### OBJECTIVE
Your task is to write out the complete listing exactly as it is shown.

**** RECORDS TO PROCESS ****

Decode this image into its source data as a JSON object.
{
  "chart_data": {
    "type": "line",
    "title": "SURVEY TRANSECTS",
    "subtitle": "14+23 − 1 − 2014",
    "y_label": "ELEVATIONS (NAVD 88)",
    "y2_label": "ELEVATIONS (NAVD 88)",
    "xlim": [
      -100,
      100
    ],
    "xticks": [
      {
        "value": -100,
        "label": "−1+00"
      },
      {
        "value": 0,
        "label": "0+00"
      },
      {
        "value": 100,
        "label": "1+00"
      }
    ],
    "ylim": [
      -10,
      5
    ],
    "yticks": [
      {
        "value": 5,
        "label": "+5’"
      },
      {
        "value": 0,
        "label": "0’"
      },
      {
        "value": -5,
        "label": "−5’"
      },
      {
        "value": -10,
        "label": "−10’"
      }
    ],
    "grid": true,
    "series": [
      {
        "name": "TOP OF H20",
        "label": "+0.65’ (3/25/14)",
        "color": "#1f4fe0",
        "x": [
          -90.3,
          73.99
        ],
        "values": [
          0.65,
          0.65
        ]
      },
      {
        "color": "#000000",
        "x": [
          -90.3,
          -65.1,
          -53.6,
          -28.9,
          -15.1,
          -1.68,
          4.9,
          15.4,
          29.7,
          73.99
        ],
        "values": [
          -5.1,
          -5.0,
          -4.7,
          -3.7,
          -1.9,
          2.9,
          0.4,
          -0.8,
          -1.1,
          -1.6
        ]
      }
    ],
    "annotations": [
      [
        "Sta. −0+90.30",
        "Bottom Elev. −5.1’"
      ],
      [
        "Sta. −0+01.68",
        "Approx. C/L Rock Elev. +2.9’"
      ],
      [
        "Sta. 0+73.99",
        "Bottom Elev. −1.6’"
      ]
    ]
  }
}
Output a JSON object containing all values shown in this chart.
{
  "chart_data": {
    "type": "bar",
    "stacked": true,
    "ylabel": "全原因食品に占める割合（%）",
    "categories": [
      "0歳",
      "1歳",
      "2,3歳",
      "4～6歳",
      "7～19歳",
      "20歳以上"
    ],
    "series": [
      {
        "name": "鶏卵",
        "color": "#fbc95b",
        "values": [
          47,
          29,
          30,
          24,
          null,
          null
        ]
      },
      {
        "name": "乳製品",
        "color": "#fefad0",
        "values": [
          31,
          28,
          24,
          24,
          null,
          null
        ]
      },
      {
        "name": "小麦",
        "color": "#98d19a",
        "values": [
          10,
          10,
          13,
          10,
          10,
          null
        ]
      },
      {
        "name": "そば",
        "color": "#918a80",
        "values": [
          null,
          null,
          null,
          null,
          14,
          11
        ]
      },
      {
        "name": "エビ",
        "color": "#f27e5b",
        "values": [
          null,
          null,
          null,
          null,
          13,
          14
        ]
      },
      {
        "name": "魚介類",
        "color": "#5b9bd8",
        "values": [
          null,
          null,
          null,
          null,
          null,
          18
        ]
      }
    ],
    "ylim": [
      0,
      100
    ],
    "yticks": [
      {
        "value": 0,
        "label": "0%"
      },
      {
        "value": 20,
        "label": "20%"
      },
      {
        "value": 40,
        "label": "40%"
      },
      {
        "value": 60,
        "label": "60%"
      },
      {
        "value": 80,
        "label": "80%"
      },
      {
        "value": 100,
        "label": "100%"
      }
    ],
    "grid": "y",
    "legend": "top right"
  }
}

****

### SOLUTION TO THIS TASK
Decode this image into its source data as a JSON object.
{
  "chart_data": {
    "type": "line",
    "title": "SURVEY TRANSECTS",
    "subtitle": "14+23 − 1 − 2014",
    "y_label": "ELEVATIONS (NAVD 88)",
    "y2_label": "ELEVATIONS (NAVD 88)",
    "xlim": [
      -100,
      100
    ],
    "xticks": [
      {
        "value": -100,
        "label": "−1+00"
      },
      {
        "value": 0,
        "label": "0+00"
      },
      {
        "value": 100,
        "label": "1+00"
      }
    ],
    "ylim": [
      -10,
      5
    ],
    "yticks": [
      {
        "value": 5,
        "label": "+5’"
      },
      {
        "value": 0,
        "label": "0’"
      },
      {
        "value": -5,
        "label": "−5’"
      },
      {
        "value": -10,
        "label": "−10’"
      }
    ],
    "grid": true,
    "series": [
      {
        "name": "TOP OF H20",
        "label": "+0.65’ (3/25/14)",
        "color": "#1f4fe0",
        "x": [
          -90.3,
          73.99
        ],
        "values": [
          0.65,
          0.65
        ]
      },
      {
        "color": "#000000",
        "x": [
          -90.3,
          -65.1,
          -53.6,
          -28.9,
          -15.1,
          -1.68,
          4.9,
          15.4,
          29.7,
          73.99
        ],
        "values": [
          -5.1,
          -5.0,
          -4.7,
          -3.7,
          -1.9,
          2.9,
          0.4,
          -0.8,
          -1.1,
          -1.6
        ]
      }
    ],
    "annotations": [
      [
        "Sta. −0+90.30",
        "Bottom Elev. −5.1’"
      ],
      [
        "Sta. −0+01.68",
        "Approx. C/L Rock Elev. +2.9’"
      ],
      [
        "Sta. 0+73.99",
        "Bottom Elev. −1.6’"
      ]
    ]
  }
}
Output a JSON object containing all values shown in this chart.
{
  "chart_data": {
    "type": "bar",
    "stacked": true,
    "ylabel": "全原因食品に占める割合（%）",
    "categories": [
      "0歳",
      "1歳",
      "2,3歳",
      "4～6歳",
      "7～19歳",
      "20歳以上"
    ],
    "series": [
      {
        "name": "鶏卵",
        "color": "#fbc95b",
        "values": [
          47,
          29,
          30,
          24,
          null,
          null
        ]
      },
      {
        "name": "乳製品",
        "color": "#fefad0",
        "values": [
          31,
          28,
          24,
          24,
          null,
          null
        ]
      },
      {
        "name": "小麦",
        "color": "#98d19a",
        "values": [
          10,
          10,
          13,
          10,
          10,
          null
        ]
      },
      {
        "name": "そば",
        "color": "#918a80",
        "values": [
          null,
          null,
          null,
          null,
          14,
          11
        ]
      },
      {
        "name": "エビ",
        "color": "#f27e5b",
        "values": [
          null,
          null,
          null,
          null,
          13,
          14
        ]
      },
      {
        "name": "魚介類",
        "color": "#5b9bd8",
        "values": [
          null,
          null,
          null,
          null,
          null,
          18
        ]
      }
    ],
    "ylim": [
      0,
      100
    ],
    "yticks": [
      {
        "value": 0,
        "label": "0%"
      },
      {
        "value": 20,
        "label": "20%"
      },
      {
        "value": 40,
        "label": "40%"
      },
      {
        "value": 60,
        "label": "60%"
      },
      {
        "value": 80,
        "label": "80%"
      },
      {
        "value": 100,
        "label": "100%"
      }
    ],
    "grid": "y",
    "legend": "top right"
  }
}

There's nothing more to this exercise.